→ What is required
Scan the records for the word "settings". Report each line where it occurs.

Start of Block

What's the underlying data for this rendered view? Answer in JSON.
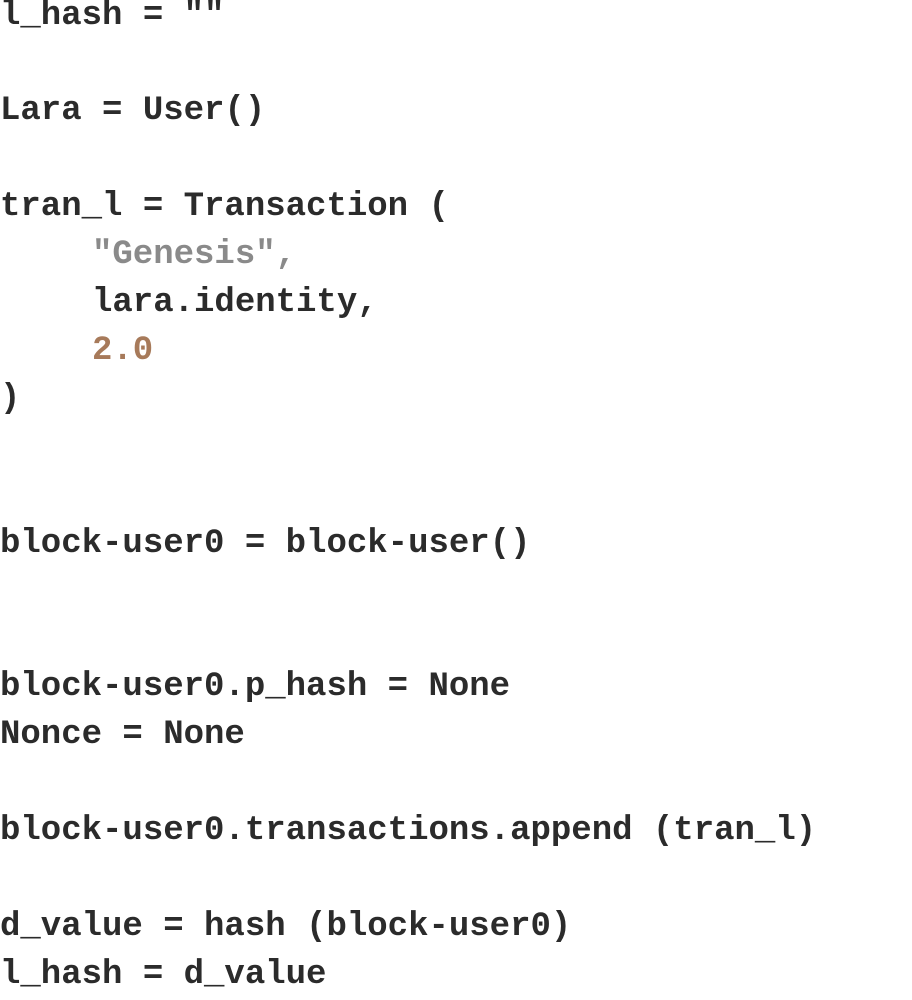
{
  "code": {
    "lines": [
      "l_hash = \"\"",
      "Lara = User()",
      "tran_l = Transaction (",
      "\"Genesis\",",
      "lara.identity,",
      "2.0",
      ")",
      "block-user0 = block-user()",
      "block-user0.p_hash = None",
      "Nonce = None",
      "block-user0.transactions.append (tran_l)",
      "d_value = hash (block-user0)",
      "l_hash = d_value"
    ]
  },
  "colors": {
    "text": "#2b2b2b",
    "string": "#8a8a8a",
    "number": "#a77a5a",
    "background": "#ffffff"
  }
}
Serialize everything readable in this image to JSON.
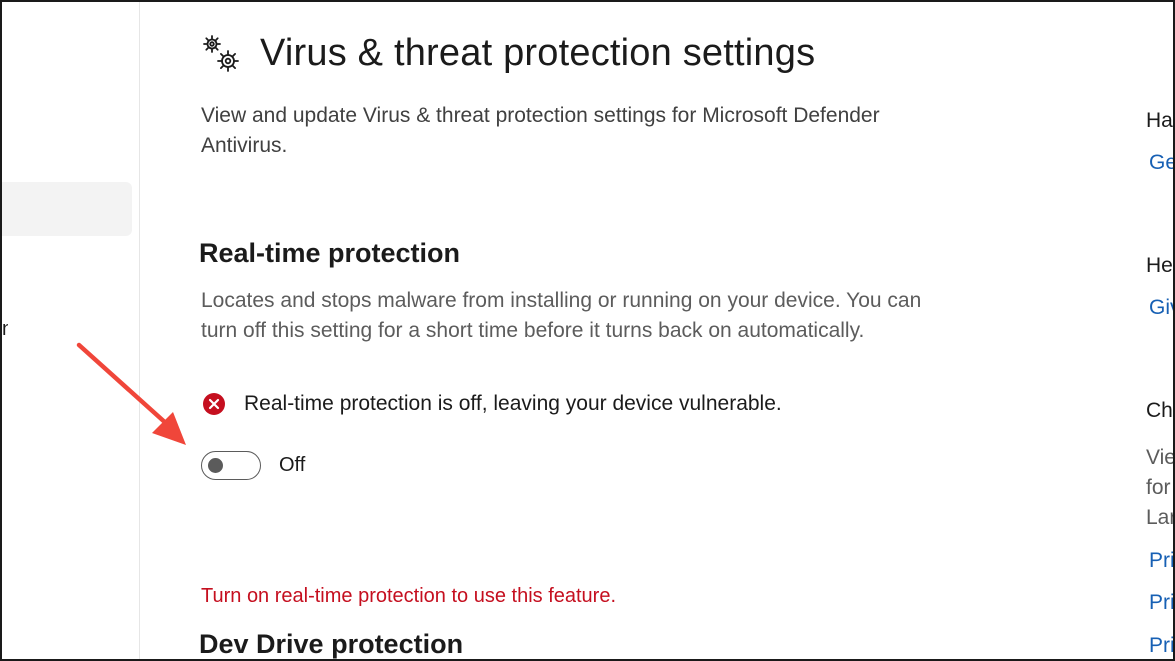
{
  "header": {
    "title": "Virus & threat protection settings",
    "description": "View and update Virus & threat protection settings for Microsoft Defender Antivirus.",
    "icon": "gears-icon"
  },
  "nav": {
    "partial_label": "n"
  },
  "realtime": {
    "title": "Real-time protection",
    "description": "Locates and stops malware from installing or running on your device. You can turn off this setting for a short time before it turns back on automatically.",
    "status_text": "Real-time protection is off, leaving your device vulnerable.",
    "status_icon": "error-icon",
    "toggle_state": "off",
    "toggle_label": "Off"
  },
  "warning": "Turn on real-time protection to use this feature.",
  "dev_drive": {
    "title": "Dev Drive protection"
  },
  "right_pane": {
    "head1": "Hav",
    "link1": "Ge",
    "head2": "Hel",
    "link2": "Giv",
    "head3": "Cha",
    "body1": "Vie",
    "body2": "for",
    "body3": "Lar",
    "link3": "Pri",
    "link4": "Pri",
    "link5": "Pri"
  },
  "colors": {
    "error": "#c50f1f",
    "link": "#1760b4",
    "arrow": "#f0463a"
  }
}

End of Block

→ Exercise answer
    "title": "Virus & threat protection settings",
    "description": "View and update Virus & threat protection settings for Microsoft Defender Antivirus.",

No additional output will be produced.